(Figure collection entries)
[Begin]
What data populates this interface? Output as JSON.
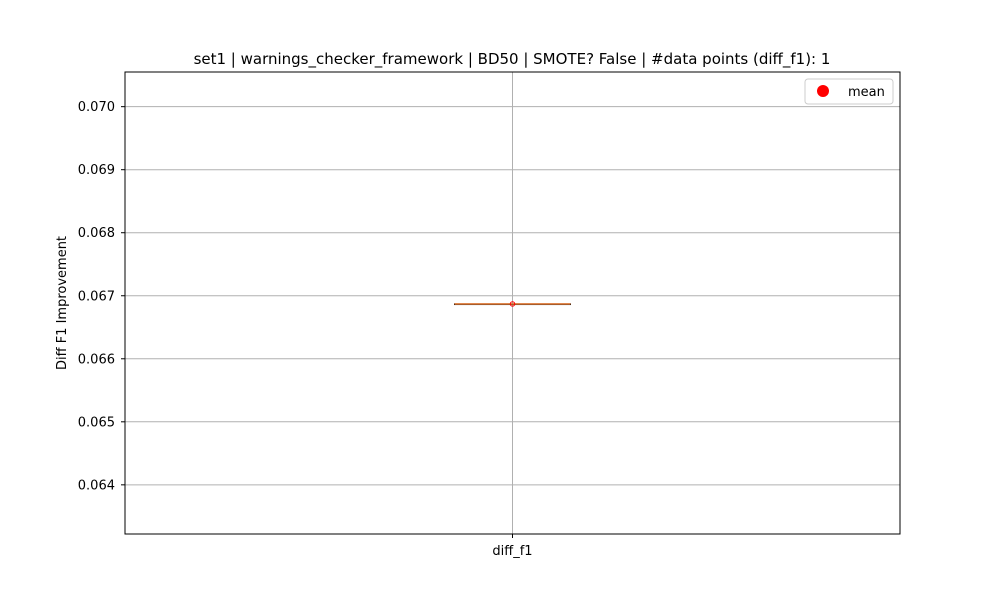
{
  "chart_data": {
    "type": "box",
    "title": "set1 | warnings_checker_framework | BD50 | SMOTE? False | #data points (diff_f1): 1",
    "xlabel": "",
    "ylabel": "Diff F1 Improvement",
    "categories": [
      "diff_f1"
    ],
    "ylim": [
      0.06322,
      0.07055
    ],
    "yticks": [
      0.064,
      0.065,
      0.066,
      0.067,
      0.068,
      0.069,
      0.07
    ],
    "ytick_labels": [
      "0.064",
      "0.065",
      "0.066",
      "0.067",
      "0.068",
      "0.069",
      "0.070"
    ],
    "grid": true,
    "legend_position": "top-right",
    "legend": [
      {
        "label": "mean",
        "color": "#ff0000",
        "marker": "circle"
      }
    ],
    "series": [
      {
        "name": "diff_f1",
        "values": [
          0.06687
        ],
        "min": 0.06687,
        "q1": 0.06687,
        "median": 0.06687,
        "q3": 0.06687,
        "max": 0.06687,
        "mean": 0.06687
      }
    ],
    "colors": {
      "median": "#e07b39",
      "box": "#000000",
      "mean": "#ff0000",
      "grid": "#b0b0b0"
    }
  }
}
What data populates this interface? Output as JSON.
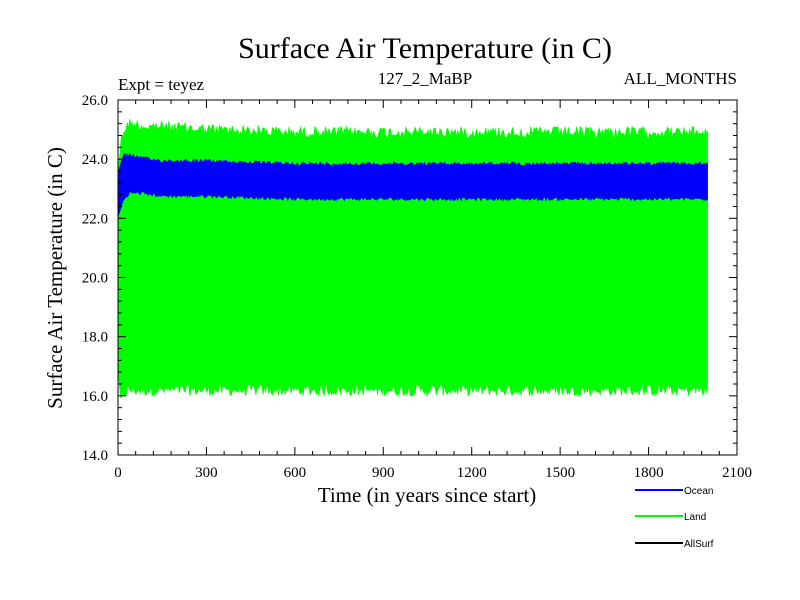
{
  "chart_data": {
    "type": "area",
    "title": "Surface Air Temperature (in C)",
    "subtitle_left": "Expt = teyez",
    "subtitle_center": "127_2_MaBP",
    "subtitle_right": "ALL_MONTHS",
    "xlabel": "Time (in years since start)",
    "ylabel": "Surface Air Temperature (in C)",
    "xlim": [
      0,
      2100
    ],
    "ylim": [
      14,
      26
    ],
    "x_ticks": [
      0,
      300,
      600,
      900,
      1200,
      1500,
      1800,
      2100
    ],
    "x_tick_labels": [
      "0",
      "300",
      "600",
      "900",
      "1200",
      "1500",
      "1800",
      "2100"
    ],
    "y_ticks": [
      14,
      16,
      18,
      20,
      22,
      24,
      26
    ],
    "y_tick_labels": [
      "14.0",
      "16.0",
      "18.0",
      "20.0",
      "22.0",
      "24.0",
      "26.0"
    ],
    "x_end": 2000,
    "series": [
      {
        "name": "Land",
        "color": "#00ff00",
        "envelope": {
          "x": [
            0,
            10,
            20,
            40,
            80,
            150,
            300,
            600,
            900,
            1200,
            1500,
            1800,
            2000
          ],
          "upper": [
            23.8,
            24.8,
            25.2,
            25.4,
            25.3,
            25.3,
            25.2,
            25.1,
            25.1,
            25.1,
            25.1,
            25.1,
            25.1
          ],
          "lower": [
            16.5,
            15.5,
            15.9,
            16.0,
            16.0,
            16.0,
            16.0,
            16.0,
            16.0,
            16.0,
            16.0,
            16.0,
            16.0
          ]
        },
        "noise": 0.4
      },
      {
        "name": "Ocean",
        "color": "#0000ff",
        "envelope": {
          "x": [
            0,
            10,
            20,
            40,
            80,
            150,
            300,
            600,
            900,
            1200,
            1500,
            1800,
            2000
          ],
          "upper": [
            23.5,
            24.0,
            24.2,
            24.2,
            24.1,
            24.0,
            24.0,
            23.9,
            23.9,
            23.9,
            23.9,
            23.9,
            23.9
          ],
          "lower": [
            22.0,
            22.3,
            22.6,
            22.8,
            22.8,
            22.7,
            22.7,
            22.6,
            22.6,
            22.6,
            22.6,
            22.6,
            22.6
          ]
        },
        "noise": 0.12
      },
      {
        "name": "AllSurf",
        "color": "#000000"
      }
    ],
    "legend": [
      "Ocean",
      "Land",
      "AllSurf"
    ],
    "legend_position": "bottom-right"
  }
}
[End]
> _What you should do_: Reproduce the records verbatim, omitting all images they contain.

> _Solved problem_:
What data populates this interface? Output as JSON.
{
  "chart_data": {
    "type": "box",
    "title": "set1 | warnings_checker_framework | BD50 | SMOTE? False | #data points (diff_f1): 1",
    "xlabel": "",
    "ylabel": "Diff F1 Improvement",
    "categories": [
      "diff_f1"
    ],
    "ylim": [
      0.06322,
      0.07055
    ],
    "yticks": [
      0.064,
      0.065,
      0.066,
      0.067,
      0.068,
      0.069,
      0.07
    ],
    "ytick_labels": [
      "0.064",
      "0.065",
      "0.066",
      "0.067",
      "0.068",
      "0.069",
      "0.070"
    ],
    "grid": true,
    "legend_position": "top-right",
    "legend": [
      {
        "label": "mean",
        "color": "#ff0000",
        "marker": "circle"
      }
    ],
    "series": [
      {
        "name": "diff_f1",
        "values": [
          0.06687
        ],
        "min": 0.06687,
        "q1": 0.06687,
        "median": 0.06687,
        "q3": 0.06687,
        "max": 0.06687,
        "mean": 0.06687
      }
    ],
    "colors": {
      "median": "#e07b39",
      "box": "#000000",
      "mean": "#ff0000",
      "grid": "#b0b0b0"
    }
  }
}
What data populates this interface? Output as JSON.
{
  "chart_data": {
    "type": "area",
    "title": "Surface Air Temperature (in C)",
    "subtitle_left": "Expt = teyez",
    "subtitle_center": "127_2_MaBP",
    "subtitle_right": "ALL_MONTHS",
    "xlabel": "Time (in years since start)",
    "ylabel": "Surface Air Temperature (in C)",
    "xlim": [
      0,
      2100
    ],
    "ylim": [
      14,
      26
    ],
    "x_ticks": [
      0,
      300,
      600,
      900,
      1200,
      1500,
      1800,
      2100
    ],
    "x_tick_labels": [
      "0",
      "300",
      "600",
      "900",
      "1200",
      "1500",
      "1800",
      "2100"
    ],
    "y_ticks": [
      14,
      16,
      18,
      20,
      22,
      24,
      26
    ],
    "y_tick_labels": [
      "14.0",
      "16.0",
      "18.0",
      "20.0",
      "22.0",
      "24.0",
      "26.0"
    ],
    "x_end": 2000,
    "series": [
      {
        "name": "Land",
        "color": "#00ff00",
        "envelope": {
          "x": [
            0,
            10,
            20,
            40,
            80,
            150,
            300,
            600,
            900,
            1200,
            1500,
            1800,
            2000
          ],
          "upper": [
            23.8,
            24.8,
            25.2,
            25.4,
            25.3,
            25.3,
            25.2,
            25.1,
            25.1,
            25.1,
            25.1,
            25.1,
            25.1
          ],
          "lower": [
            16.5,
            15.5,
            15.9,
            16.0,
            16.0,
            16.0,
            16.0,
            16.0,
            16.0,
            16.0,
            16.0,
            16.0,
            16.0
          ]
        },
        "noise": 0.4
      },
      {
        "name": "Ocean",
        "color": "#0000ff",
        "envelope": {
          "x": [
            0,
            10,
            20,
            40,
            80,
            150,
            300,
            600,
            900,
            1200,
            1500,
            1800,
            2000
          ],
          "upper": [
            23.5,
            24.0,
            24.2,
            24.2,
            24.1,
            24.0,
            24.0,
            23.9,
            23.9,
            23.9,
            23.9,
            23.9,
            23.9
          ],
          "lower": [
            22.0,
            22.3,
            22.6,
            22.8,
            22.8,
            22.7,
            22.7,
            22.6,
            22.6,
            22.6,
            22.6,
            22.6,
            22.6
          ]
        },
        "noise": 0.12
      },
      {
        "name": "AllSurf",
        "color": "#000000"
      }
    ],
    "legend": [
      "Ocean",
      "Land",
      "AllSurf"
    ],
    "legend_position": "bottom-right"
  }
}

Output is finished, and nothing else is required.